OBJECTIVE. Copy out lines with the word "page" from the material that follows.

··· SUPPLIED RECORDS

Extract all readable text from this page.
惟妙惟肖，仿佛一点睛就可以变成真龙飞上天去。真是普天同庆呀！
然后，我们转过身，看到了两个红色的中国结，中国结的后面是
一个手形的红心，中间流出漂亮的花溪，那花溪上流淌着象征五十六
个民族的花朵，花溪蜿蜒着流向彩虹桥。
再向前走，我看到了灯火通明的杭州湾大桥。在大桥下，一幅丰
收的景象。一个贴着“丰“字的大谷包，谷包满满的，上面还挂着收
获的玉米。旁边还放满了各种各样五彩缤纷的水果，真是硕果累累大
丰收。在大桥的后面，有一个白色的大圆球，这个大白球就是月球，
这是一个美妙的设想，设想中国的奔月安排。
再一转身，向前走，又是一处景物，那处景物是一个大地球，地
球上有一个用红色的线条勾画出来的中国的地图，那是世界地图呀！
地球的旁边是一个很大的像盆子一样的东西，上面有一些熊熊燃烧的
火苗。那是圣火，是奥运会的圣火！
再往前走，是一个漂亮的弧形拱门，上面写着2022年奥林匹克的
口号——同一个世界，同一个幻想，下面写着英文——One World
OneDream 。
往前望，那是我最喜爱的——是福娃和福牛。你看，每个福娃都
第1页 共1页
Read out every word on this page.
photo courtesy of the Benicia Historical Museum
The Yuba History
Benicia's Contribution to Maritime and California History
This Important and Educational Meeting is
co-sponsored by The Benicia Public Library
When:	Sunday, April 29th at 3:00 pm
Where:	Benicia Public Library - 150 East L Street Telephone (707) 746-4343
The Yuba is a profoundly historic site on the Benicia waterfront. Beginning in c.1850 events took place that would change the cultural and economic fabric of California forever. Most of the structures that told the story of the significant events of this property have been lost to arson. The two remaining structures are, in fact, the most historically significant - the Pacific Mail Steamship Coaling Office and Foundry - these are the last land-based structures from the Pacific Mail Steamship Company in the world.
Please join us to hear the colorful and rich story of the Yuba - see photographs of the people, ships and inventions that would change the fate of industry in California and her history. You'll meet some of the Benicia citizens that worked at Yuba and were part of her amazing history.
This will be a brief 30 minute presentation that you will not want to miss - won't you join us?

······

EXERCISE RESPONSE.
Extract all readable text from this page.
Read out every word on this page.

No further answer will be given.